» Task prompt: Give the count of lines in the data that include "village", with no other words.

Collection entries
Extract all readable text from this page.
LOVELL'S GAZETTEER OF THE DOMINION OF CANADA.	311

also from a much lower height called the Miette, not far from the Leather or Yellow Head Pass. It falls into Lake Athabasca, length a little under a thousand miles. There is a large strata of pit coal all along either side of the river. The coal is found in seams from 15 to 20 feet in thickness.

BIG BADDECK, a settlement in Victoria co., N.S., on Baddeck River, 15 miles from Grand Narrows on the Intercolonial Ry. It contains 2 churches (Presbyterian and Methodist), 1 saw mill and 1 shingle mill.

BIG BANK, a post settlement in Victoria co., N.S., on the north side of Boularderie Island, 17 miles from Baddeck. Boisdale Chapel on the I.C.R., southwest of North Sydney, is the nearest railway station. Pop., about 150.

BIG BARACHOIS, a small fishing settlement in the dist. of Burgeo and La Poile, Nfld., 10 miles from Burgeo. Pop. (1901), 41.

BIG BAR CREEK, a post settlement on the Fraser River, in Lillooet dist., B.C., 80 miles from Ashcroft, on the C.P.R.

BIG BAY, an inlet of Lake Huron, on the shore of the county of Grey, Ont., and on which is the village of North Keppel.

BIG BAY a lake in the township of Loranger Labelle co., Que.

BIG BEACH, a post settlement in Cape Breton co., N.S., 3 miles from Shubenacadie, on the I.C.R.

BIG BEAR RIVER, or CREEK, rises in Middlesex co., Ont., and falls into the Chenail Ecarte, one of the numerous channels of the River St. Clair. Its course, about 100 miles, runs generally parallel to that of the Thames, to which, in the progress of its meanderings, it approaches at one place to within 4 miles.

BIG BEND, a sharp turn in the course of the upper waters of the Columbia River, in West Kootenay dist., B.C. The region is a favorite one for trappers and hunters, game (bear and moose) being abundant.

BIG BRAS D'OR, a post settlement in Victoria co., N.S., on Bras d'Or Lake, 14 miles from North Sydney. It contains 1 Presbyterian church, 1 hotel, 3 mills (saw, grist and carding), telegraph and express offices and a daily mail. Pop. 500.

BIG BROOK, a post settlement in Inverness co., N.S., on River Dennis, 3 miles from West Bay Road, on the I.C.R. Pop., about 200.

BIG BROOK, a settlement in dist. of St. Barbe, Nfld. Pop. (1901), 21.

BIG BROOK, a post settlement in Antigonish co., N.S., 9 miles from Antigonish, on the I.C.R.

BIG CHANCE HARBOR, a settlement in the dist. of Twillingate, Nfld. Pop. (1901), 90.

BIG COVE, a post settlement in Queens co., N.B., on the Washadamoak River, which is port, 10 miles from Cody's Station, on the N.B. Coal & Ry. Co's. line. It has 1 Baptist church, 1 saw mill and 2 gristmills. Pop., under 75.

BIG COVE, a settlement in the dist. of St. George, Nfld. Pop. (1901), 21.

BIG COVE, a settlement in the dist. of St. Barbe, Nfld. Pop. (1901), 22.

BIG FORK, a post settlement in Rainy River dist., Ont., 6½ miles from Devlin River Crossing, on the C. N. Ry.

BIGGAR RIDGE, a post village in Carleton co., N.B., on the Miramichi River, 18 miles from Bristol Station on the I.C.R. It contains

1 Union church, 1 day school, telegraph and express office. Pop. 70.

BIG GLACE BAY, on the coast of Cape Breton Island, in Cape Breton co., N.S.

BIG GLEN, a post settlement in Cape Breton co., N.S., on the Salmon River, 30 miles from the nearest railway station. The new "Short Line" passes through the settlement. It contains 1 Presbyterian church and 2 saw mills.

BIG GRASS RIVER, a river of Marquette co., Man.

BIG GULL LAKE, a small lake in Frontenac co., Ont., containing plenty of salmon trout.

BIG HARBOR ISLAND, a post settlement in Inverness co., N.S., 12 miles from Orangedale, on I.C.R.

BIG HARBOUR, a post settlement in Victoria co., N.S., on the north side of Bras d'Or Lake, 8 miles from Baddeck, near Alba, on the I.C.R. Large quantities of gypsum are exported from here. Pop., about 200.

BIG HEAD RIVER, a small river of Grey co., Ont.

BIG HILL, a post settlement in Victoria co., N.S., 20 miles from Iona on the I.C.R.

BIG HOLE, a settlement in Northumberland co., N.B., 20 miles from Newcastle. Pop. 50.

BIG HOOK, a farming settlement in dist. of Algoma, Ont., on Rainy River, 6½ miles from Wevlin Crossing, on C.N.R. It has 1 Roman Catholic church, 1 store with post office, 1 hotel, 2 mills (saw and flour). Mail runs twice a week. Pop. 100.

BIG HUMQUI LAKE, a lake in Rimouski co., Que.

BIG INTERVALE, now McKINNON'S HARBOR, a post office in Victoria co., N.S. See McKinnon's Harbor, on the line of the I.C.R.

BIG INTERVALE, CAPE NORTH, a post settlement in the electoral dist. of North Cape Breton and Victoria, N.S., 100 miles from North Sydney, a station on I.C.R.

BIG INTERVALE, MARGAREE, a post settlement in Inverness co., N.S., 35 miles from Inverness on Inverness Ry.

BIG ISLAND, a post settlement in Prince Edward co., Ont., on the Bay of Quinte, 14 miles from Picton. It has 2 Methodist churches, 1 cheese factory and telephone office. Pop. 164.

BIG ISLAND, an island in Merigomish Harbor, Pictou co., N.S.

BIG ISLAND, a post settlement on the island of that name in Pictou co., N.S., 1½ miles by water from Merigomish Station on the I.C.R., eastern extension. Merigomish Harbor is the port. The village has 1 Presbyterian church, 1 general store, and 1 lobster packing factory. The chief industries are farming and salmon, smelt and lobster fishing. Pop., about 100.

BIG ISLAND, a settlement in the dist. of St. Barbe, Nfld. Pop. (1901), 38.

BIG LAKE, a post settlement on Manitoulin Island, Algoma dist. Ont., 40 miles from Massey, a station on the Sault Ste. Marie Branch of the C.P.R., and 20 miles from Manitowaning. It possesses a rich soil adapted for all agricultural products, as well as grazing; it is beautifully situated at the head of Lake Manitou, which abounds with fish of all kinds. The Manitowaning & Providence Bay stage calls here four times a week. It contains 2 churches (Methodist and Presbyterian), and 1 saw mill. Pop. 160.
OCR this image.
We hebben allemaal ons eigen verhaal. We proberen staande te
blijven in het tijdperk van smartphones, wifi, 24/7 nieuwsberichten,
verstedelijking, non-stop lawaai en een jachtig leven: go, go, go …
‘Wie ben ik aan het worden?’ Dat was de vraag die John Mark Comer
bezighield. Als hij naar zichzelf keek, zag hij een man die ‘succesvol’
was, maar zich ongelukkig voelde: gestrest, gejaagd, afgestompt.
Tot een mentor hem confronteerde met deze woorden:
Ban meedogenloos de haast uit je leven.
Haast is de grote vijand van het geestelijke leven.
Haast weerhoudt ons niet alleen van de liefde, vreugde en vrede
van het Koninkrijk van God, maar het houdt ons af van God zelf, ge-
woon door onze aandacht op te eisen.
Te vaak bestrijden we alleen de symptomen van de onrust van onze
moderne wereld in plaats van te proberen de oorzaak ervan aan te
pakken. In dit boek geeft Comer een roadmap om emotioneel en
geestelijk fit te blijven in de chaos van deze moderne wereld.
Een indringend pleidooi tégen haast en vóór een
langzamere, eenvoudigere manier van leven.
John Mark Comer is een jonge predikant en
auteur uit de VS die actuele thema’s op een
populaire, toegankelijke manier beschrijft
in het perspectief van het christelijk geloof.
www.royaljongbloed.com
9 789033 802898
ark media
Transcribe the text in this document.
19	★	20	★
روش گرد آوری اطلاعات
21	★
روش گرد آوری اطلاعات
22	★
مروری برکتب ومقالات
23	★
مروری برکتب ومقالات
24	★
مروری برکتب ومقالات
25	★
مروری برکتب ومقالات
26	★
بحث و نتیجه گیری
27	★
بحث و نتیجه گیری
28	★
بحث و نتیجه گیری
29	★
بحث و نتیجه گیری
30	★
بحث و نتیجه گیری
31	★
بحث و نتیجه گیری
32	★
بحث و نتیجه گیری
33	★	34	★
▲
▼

» Solution to the exercise: 3